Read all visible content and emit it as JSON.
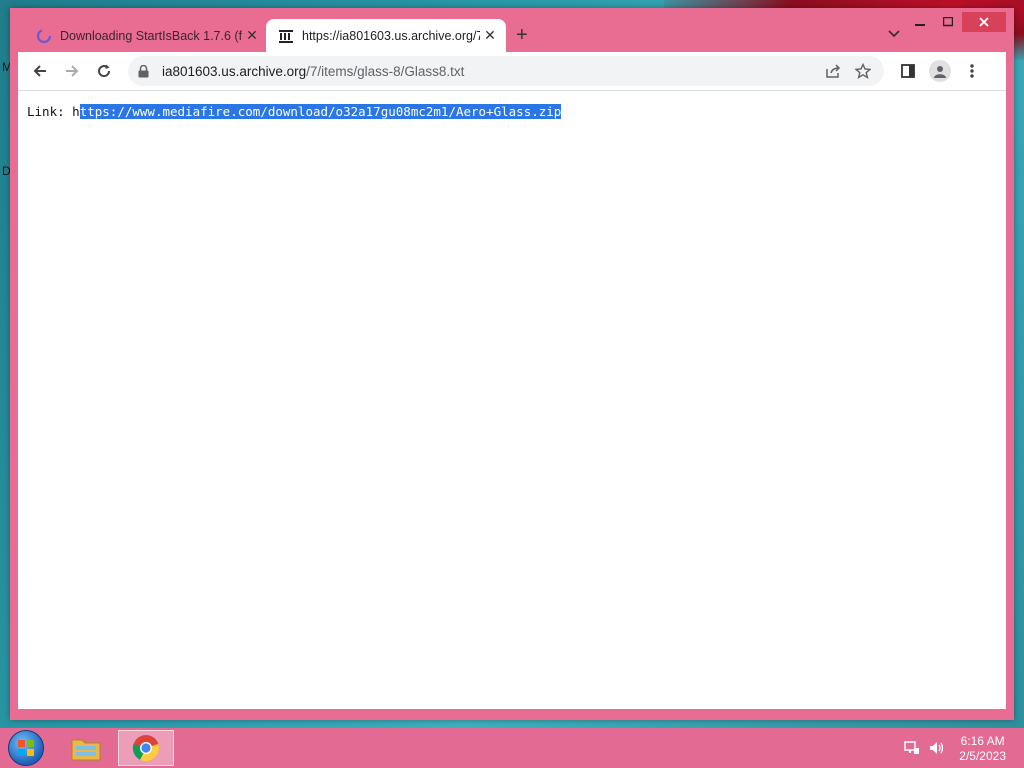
{
  "desktop": {
    "labels": [
      "M",
      "D"
    ]
  },
  "browser": {
    "tabs": [
      {
        "title": "Downloading StartIsBack 1.7.6 (f",
        "active": false,
        "favicon": "loading-spinner-icon"
      },
      {
        "title": "https://ia801603.us.archive.org/7",
        "active": true,
        "favicon": "archive-icon"
      }
    ],
    "new_tab_label": "+",
    "address": {
      "host": "ia801603.us.archive.org",
      "path": "/7/items/glass-8/Glass8.txt"
    },
    "content": {
      "prefix": "Link: h",
      "selected": "ttps://www.mediafire.com/download/o32a17gu08mc2m1/Aero+Glass.zip"
    }
  },
  "taskbar": {
    "time": "6:16 AM",
    "date": "2/5/2023"
  },
  "colors": {
    "window_frame": "#e96d93",
    "taskbar": "#e26a93",
    "selection": "#2a76e6",
    "close_button": "#d9405a"
  }
}
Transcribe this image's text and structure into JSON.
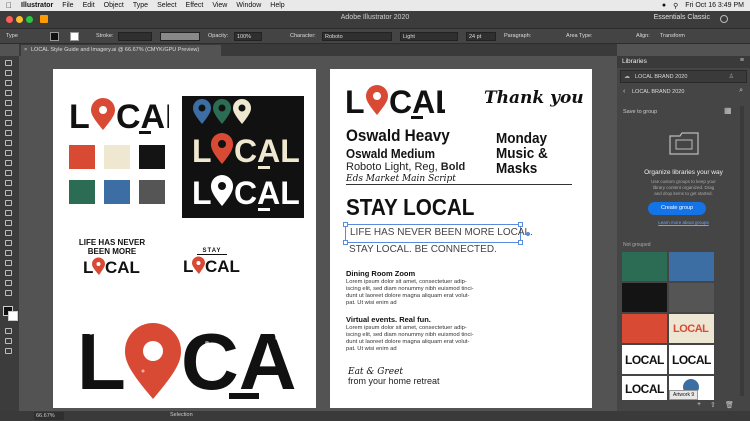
{
  "menubar": {
    "app_name": "Illustrator",
    "items": [
      "File",
      "Edit",
      "Object",
      "Type",
      "Select",
      "Effect",
      "View",
      "Window",
      "Help"
    ],
    "clock": "Fri Oct 16 3:49 PM"
  },
  "window": {
    "title": "Adobe Illustrator 2020",
    "workspace": "Essentials Classic"
  },
  "controlbar": {
    "selection_label": "Type",
    "stroke_label": "Stroke:",
    "opacity_label": "Opacity:",
    "opacity_value": "100%",
    "character_label": "Character:",
    "font_family": "Roboto",
    "font_style": "Light",
    "font_size": "24 pt",
    "paragraph_label": "Paragraph:",
    "area_type_label": "Area Type:",
    "align_label": "Align:",
    "transform_label": "Transform"
  },
  "document_tab": {
    "title": "LOCAL Style Guide and Imagery.ai @ 66.67% (CMYK/GPU Preview)"
  },
  "artboard_left": {
    "logo_word": "LOCAL",
    "swatch_colors": [
      "#d94a35",
      "#efe7cf",
      "#141414",
      "#2c6c55",
      "#3c6ea4",
      "#555555"
    ],
    "tagline_line1": "LIFE HAS NEVER",
    "tagline_line2": "BEEN MORE",
    "stay_word": "STAY"
  },
  "artboard_right": {
    "logo_word": "LOCAL",
    "thank_you": "Thank you",
    "font_heading_1": "Oswald Heavy",
    "font_heading_2": "Oswald Medium",
    "font_line_prefix": "Roboto Light, Reg, ",
    "font_line_bold": "Bold",
    "script_font": "Eds Market Main Script",
    "menu_line1": "Monday",
    "menu_line2": "Music &",
    "menu_line3": "Masks",
    "headline": "STAY LOCAL",
    "subline_1": "LIFE HAS NEVER BEEN MORE LOCAL.",
    "subline_2": "STAY LOCAL. BE CONNECTED.",
    "section1_title": "Dining Room Zoom",
    "section1_body": [
      "Lorem ipsum dolor sit amet, consectetuer adip-",
      "iscing elit, sed diam nonummy nibh euismod tinci-",
      "dunt ut laoreet dolore magna aliquam erat volut-",
      "pat. Ut wisi enim ad"
    ],
    "section2_title": "Virtual events. Real fun.",
    "section2_body": [
      "Lorem ipsum dolor sit amet, consectetuer adip-",
      "iscing elit, sed diam nonummy nibh euismod tinci-",
      "dunt ut laoreet dolore magna aliquam erat volut-",
      "pat. Ut wisi enim ad"
    ],
    "eat_greet": "Eat & Greet",
    "home_retreat": "from your home retreat"
  },
  "libraries_panel": {
    "title": "Libraries",
    "library_name": "LOCAL BRAND 2020",
    "save_to_group": "Save to group",
    "organize_title": "Organize libraries your way",
    "organize_desc": [
      "Use custom groups to keep your",
      "library content organized. Drag",
      "and drop items to get started."
    ],
    "create_group_label": "Create group",
    "learn_more": "Learn more about groups",
    "not_grouped": "Not grouped",
    "tiles": [
      {
        "kind": "color",
        "color": "#2c6c55"
      },
      {
        "kind": "color",
        "color": "#3c6ea4"
      },
      {
        "kind": "color",
        "color": "#141414"
      },
      {
        "kind": "color",
        "color": "#555555"
      },
      {
        "kind": "color",
        "color": "#d94a35"
      },
      {
        "kind": "image",
        "label": "LOCAL"
      },
      {
        "kind": "image",
        "label": "LOCAL"
      },
      {
        "kind": "image",
        "label": "LOCAL"
      },
      {
        "kind": "image",
        "label": "LOCAL"
      }
    ],
    "tooltip": "Artwork 9"
  },
  "statusbar": {
    "zoom": "66.67%",
    "tool": "Selection"
  }
}
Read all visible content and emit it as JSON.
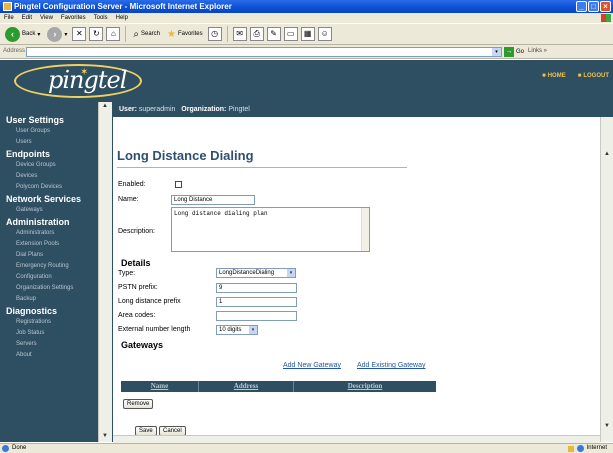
{
  "window": {
    "title": "Pingtel Configuration Server - Microsoft Internet Explorer"
  },
  "menu": [
    "File",
    "Edit",
    "View",
    "Favorites",
    "Tools",
    "Help"
  ],
  "toolbar": {
    "back": "Back",
    "search": "Search",
    "favorites": "Favorites"
  },
  "address": {
    "label": "Address",
    "go": "Go",
    "links": "Links »"
  },
  "brand": {
    "logo": "pingtel",
    "home": "HOME",
    "logout": "LOGOUT"
  },
  "user": {
    "user_label": "User:",
    "user_value": "superadmin",
    "org_label": "Organization:",
    "org_value": "Pingtel"
  },
  "sidebar": {
    "sections": [
      {
        "title": "User Settings",
        "items": [
          "User Groups",
          "Users"
        ]
      },
      {
        "title": "Endpoints",
        "items": [
          "Device Groups",
          "Devices",
          "Polycom Devices"
        ]
      },
      {
        "title": "Network Services",
        "items": [
          "Gateways"
        ]
      },
      {
        "title": "Administration",
        "items": [
          "Administrators",
          "Extension Pools",
          "Dial Plans",
          "Emergency Routing",
          "Configuration",
          "Organization Settings",
          "Backup"
        ]
      },
      {
        "title": "Diagnostics",
        "items": [
          "Registrations",
          "Job Status",
          "Servers",
          "About"
        ]
      }
    ]
  },
  "page": {
    "title": "Long Distance Dialing",
    "enabled_label": "Enabled:",
    "name_label": "Name:",
    "name_value": "Long Distance",
    "description_label": "Description:",
    "description_value": "Long distance dialing plan",
    "details_heading": "Details",
    "type_label": "Type:",
    "type_value": "LongDistanceDialing",
    "pstn_label": "PSTN prefix:",
    "pstn_value": "9",
    "ld_label": "Long distance prefix",
    "ld_value": "1",
    "area_label": "Area codes:",
    "area_value": "",
    "ext_label": "External number length",
    "ext_value": "10 digits",
    "gateways_heading": "Gateways",
    "add_new": "Add New Gateway",
    "add_existing": "Add Existing Gateway",
    "columns": [
      "Name",
      "Address",
      "Description"
    ],
    "remove": "Remove",
    "save": "Save",
    "cancel": "Cancel"
  },
  "status": {
    "left": "Done",
    "zone": "Internet"
  }
}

· · · · ·

### Task to complete
Write out the records above once more, word for word, with no pictures.

### Solved problem
Read all visible content and emit it as JSON.
{
  "desktop": {
    "labels": [
      "M",
      "D"
    ]
  },
  "browser": {
    "tabs": [
      {
        "title": "Downloading StartIsBack 1.7.6 (f",
        "active": false,
        "favicon": "loading-spinner-icon"
      },
      {
        "title": "https://ia801603.us.archive.org/7",
        "active": true,
        "favicon": "archive-icon"
      }
    ],
    "new_tab_label": "+",
    "address": {
      "host": "ia801603.us.archive.org",
      "path": "/7/items/glass-8/Glass8.txt"
    },
    "content": {
      "prefix": "Link: h",
      "selected": "ttps://www.mediafire.com/download/o32a17gu08mc2m1/Aero+Glass.zip"
    }
  },
  "taskbar": {
    "time": "6:16 AM",
    "date": "2/5/2023"
  },
  "colors": {
    "window_frame": "#e96d93",
    "taskbar": "#e26a93",
    "selection": "#2a76e6",
    "close_button": "#d9405a"
  }
}
Transcribe this image's text and structure into JSON.
{
  "menubar": {
    "app_name": "Illustrator",
    "items": [
      "File",
      "Edit",
      "Object",
      "Type",
      "Select",
      "Effect",
      "View",
      "Window",
      "Help"
    ],
    "clock": "Fri Oct 16 3:49 PM"
  },
  "window": {
    "title": "Adobe Illustrator 2020",
    "workspace": "Essentials Classic"
  },
  "controlbar": {
    "selection_label": "Type",
    "stroke_label": "Stroke:",
    "opacity_label": "Opacity:",
    "opacity_value": "100%",
    "character_label": "Character:",
    "font_family": "Roboto",
    "font_style": "Light",
    "font_size": "24 pt",
    "paragraph_label": "Paragraph:",
    "area_type_label": "Area Type:",
    "align_label": "Align:",
    "transform_label": "Transform"
  },
  "document_tab": {
    "title": "LOCAL Style Guide and Imagery.ai @ 66.67% (CMYK/GPU Preview)"
  },
  "artboard_left": {
    "logo_word": "LOCAL",
    "swatch_colors": [
      "#d94a35",
      "#efe7cf",
      "#141414",
      "#2c6c55",
      "#3c6ea4",
      "#555555"
    ],
    "tagline_line1": "LIFE HAS NEVER",
    "tagline_line2": "BEEN MORE",
    "stay_word": "STAY"
  },
  "artboard_right": {
    "logo_word": "LOCAL",
    "thank_you": "Thank you",
    "font_heading_1": "Oswald Heavy",
    "font_heading_2": "Oswald Medium",
    "font_line_prefix": "Roboto Light, Reg, ",
    "font_line_bold": "Bold",
    "script_font": "Eds Market Main Script",
    "menu_line1": "Monday",
    "menu_line2": "Music &",
    "menu_line3": "Masks",
    "headline": "STAY LOCAL",
    "subline_1": "LIFE HAS NEVER BEEN MORE LOCAL.",
    "subline_2": "STAY LOCAL. BE CONNECTED.",
    "section1_title": "Dining Room Zoom",
    "section1_body": [
      "Lorem ipsum dolor sit amet, consectetuer adip-",
      "iscing elit, sed diam nonummy nibh euismod tinci-",
      "dunt ut laoreet dolore magna aliquam erat volut-",
      "pat. Ut wisi enim ad"
    ],
    "section2_title": "Virtual events. Real fun.",
    "section2_body": [
      "Lorem ipsum dolor sit amet, consectetuer adip-",
      "iscing elit, sed diam nonummy nibh euismod tinci-",
      "dunt ut laoreet dolore magna aliquam erat volut-",
      "pat. Ut wisi enim ad"
    ],
    "eat_greet": "Eat & Greet",
    "home_retreat": "from your home retreat"
  },
  "libraries_panel": {
    "title": "Libraries",
    "library_name": "LOCAL BRAND 2020",
    "save_to_group": "Save to group",
    "organize_title": "Organize libraries your way",
    "organize_desc": [
      "Use custom groups to keep your",
      "library content organized. Drag",
      "and drop items to get started."
    ],
    "create_group_label": "Create group",
    "learn_more": "Learn more about groups",
    "not_grouped": "Not grouped",
    "tiles": [
      {
        "kind": "color",
        "color": "#2c6c55"
      },
      {
        "kind": "color",
        "color": "#3c6ea4"
      },
      {
        "kind": "color",
        "color": "#141414"
      },
      {
        "kind": "color",
        "color": "#555555"
      },
      {
        "kind": "color",
        "color": "#d94a35"
      },
      {
        "kind": "image",
        "label": "LOCAL"
      },
      {
        "kind": "image",
        "label": "LOCAL"
      },
      {
        "kind": "image",
        "label": "LOCAL"
      },
      {
        "kind": "image",
        "label": "LOCAL"
      }
    ],
    "tooltip": "Artwork 9"
  },
  "statusbar": {
    "zoom": "66.67%",
    "tool": "Selection"
  }
}
Read all visible content and emit it as JSON.
{
  "window": {
    "title": "Pingtel Configuration Server - Microsoft Internet Explorer"
  },
  "menu": [
    "File",
    "Edit",
    "View",
    "Favorites",
    "Tools",
    "Help"
  ],
  "toolbar": {
    "back": "Back",
    "search": "Search",
    "favorites": "Favorites"
  },
  "address": {
    "label": "Address",
    "go": "Go",
    "links": "Links »"
  },
  "brand": {
    "logo": "pingtel",
    "home": "HOME",
    "logout": "LOGOUT"
  },
  "user": {
    "user_label": "User:",
    "user_value": "superadmin",
    "org_label": "Organization:",
    "org_value": "Pingtel"
  },
  "sidebar": {
    "sections": [
      {
        "title": "User Settings",
        "items": [
          "User Groups",
          "Users"
        ]
      },
      {
        "title": "Endpoints",
        "items": [
          "Device Groups",
          "Devices",
          "Polycom Devices"
        ]
      },
      {
        "title": "Network Services",
        "items": [
          "Gateways"
        ]
      },
      {
        "title": "Administration",
        "items": [
          "Administrators",
          "Extension Pools",
          "Dial Plans",
          "Emergency Routing",
          "Configuration",
          "Organization Settings",
          "Backup"
        ]
      },
      {
        "title": "Diagnostics",
        "items": [
          "Registrations",
          "Job Status",
          "Servers",
          "About"
        ]
      }
    ]
  },
  "page": {
    "title": "Long Distance Dialing",
    "enabled_label": "Enabled:",
    "name_label": "Name:",
    "name_value": "Long Distance",
    "description_label": "Description:",
    "description_value": "Long distance dialing plan",
    "details_heading": "Details",
    "type_label": "Type:",
    "type_value": "LongDistanceDialing",
    "pstn_label": "PSTN prefix:",
    "pstn_value": "9",
    "ld_label": "Long distance prefix",
    "ld_value": "1",
    "area_label": "Area codes:",
    "area_value": "",
    "ext_label": "External number length",
    "ext_value": "10 digits",
    "gateways_heading": "Gateways",
    "add_new": "Add New Gateway",
    "add_existing": "Add Existing Gateway",
    "columns": [
      "Name",
      "Address",
      "Description"
    ],
    "remove": "Remove",
    "save": "Save",
    "cancel": "Cancel"
  },
  "status": {
    "left": "Done",
    "zone": "Internet"
  }
}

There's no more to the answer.